* Start Provided records *
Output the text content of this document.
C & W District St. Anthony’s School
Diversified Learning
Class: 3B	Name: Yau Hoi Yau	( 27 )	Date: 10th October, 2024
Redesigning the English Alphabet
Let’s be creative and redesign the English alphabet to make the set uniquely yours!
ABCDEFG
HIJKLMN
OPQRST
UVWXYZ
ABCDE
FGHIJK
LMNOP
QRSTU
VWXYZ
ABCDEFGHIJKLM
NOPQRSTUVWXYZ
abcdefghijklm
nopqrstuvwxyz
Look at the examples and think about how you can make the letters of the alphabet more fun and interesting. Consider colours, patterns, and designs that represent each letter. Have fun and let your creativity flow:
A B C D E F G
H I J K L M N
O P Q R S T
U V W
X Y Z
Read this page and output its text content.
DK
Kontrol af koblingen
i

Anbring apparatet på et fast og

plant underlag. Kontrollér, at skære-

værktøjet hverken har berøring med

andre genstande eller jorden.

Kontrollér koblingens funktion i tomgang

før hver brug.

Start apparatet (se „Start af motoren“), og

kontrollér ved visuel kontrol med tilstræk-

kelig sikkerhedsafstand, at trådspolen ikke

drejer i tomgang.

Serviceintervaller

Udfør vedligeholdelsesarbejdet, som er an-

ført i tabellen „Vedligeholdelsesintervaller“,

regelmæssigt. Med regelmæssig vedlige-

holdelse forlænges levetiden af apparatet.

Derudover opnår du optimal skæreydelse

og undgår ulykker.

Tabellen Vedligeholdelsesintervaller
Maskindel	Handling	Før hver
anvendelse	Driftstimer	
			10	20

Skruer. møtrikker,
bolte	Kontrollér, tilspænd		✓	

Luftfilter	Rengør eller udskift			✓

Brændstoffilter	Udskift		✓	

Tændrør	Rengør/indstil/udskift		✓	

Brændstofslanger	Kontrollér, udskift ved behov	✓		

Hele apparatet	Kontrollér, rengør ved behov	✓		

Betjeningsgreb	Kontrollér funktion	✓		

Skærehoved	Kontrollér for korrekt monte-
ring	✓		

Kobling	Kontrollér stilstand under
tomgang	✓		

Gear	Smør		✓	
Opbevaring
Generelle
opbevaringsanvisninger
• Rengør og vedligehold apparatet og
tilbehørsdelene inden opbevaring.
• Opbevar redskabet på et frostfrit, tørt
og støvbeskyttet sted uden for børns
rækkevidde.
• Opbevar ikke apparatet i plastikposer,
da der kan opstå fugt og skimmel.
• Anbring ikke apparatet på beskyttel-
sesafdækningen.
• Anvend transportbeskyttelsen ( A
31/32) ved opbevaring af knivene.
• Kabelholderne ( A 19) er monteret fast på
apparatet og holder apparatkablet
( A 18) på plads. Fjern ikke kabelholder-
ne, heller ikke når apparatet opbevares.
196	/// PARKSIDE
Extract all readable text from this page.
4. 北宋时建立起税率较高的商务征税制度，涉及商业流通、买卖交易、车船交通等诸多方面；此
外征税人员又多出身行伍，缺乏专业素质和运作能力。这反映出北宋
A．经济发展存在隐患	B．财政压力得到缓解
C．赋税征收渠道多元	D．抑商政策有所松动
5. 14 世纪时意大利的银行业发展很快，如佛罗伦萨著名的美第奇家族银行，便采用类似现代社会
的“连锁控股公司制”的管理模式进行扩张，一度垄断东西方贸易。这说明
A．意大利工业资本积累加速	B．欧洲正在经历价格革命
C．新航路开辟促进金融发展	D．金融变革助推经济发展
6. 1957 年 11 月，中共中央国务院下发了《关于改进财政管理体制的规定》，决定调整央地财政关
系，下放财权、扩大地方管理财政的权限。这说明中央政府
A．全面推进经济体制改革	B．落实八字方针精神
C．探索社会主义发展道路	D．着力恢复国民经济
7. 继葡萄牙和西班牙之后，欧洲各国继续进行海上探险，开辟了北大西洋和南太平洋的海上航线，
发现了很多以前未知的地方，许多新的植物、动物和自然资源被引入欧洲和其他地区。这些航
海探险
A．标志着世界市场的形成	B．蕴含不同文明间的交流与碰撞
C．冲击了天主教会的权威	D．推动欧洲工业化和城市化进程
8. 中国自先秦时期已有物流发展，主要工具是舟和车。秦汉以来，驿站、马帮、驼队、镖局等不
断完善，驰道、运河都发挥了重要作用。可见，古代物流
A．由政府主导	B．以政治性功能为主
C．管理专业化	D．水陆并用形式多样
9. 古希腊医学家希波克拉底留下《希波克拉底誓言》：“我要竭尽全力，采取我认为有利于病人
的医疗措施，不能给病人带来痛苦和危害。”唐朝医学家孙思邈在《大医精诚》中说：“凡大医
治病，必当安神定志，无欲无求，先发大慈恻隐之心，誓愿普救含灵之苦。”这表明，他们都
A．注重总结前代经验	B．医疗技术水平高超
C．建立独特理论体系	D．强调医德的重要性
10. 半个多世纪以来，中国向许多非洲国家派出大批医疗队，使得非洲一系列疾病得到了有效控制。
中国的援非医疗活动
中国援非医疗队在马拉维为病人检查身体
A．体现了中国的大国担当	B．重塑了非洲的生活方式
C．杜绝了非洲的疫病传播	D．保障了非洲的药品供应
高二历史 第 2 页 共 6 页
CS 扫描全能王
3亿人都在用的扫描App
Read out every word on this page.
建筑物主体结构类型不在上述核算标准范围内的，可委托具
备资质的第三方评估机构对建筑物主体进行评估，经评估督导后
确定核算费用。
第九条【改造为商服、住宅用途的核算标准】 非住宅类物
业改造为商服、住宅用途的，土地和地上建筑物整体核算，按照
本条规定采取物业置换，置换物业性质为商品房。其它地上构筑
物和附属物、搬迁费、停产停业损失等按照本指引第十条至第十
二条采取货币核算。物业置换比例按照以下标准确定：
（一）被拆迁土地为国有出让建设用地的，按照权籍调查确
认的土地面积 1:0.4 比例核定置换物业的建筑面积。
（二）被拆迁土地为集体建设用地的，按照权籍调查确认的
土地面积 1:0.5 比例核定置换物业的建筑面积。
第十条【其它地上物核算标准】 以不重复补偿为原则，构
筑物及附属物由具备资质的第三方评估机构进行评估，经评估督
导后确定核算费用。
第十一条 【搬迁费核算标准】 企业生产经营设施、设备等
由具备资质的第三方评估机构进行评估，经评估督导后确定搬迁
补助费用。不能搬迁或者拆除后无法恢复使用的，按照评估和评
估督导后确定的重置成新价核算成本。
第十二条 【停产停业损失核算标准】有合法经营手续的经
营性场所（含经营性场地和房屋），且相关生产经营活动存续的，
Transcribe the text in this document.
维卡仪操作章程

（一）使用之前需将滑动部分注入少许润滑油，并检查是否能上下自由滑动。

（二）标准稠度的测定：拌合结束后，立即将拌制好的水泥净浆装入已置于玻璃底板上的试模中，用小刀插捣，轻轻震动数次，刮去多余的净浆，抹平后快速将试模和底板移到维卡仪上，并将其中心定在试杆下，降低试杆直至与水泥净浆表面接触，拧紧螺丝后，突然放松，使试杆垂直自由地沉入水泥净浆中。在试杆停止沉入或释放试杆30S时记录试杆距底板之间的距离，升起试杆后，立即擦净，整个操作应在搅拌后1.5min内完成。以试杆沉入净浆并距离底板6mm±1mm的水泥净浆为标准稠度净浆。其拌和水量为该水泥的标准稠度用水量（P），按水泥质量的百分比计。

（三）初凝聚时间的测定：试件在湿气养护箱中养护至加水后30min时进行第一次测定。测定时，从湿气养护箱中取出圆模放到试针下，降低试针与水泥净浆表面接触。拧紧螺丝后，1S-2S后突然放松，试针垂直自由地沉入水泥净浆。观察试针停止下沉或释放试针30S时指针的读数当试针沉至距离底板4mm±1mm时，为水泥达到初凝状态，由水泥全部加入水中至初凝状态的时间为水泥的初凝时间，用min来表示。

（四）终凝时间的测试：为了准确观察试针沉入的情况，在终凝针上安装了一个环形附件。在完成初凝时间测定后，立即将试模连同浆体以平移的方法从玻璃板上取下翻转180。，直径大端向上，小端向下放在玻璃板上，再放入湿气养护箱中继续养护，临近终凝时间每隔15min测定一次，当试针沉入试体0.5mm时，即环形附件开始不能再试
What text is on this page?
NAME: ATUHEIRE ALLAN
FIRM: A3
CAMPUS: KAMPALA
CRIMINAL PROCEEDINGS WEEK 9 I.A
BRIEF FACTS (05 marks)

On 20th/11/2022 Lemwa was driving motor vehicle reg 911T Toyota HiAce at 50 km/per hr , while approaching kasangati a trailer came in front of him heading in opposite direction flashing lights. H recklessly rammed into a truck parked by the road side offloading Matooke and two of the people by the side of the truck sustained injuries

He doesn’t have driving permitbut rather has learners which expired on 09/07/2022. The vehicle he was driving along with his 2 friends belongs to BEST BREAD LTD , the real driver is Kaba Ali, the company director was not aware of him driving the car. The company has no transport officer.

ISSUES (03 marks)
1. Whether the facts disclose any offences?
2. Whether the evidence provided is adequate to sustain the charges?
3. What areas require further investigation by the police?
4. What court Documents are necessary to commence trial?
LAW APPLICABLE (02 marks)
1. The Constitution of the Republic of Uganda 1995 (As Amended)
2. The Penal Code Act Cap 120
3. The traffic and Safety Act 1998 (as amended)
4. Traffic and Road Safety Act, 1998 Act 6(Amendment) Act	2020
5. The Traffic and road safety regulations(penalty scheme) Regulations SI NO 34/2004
* End Provided records *
Stated exercise:
Your answer should be one number: how many lines of the listing include the word "marks".

Solution to this problem:
3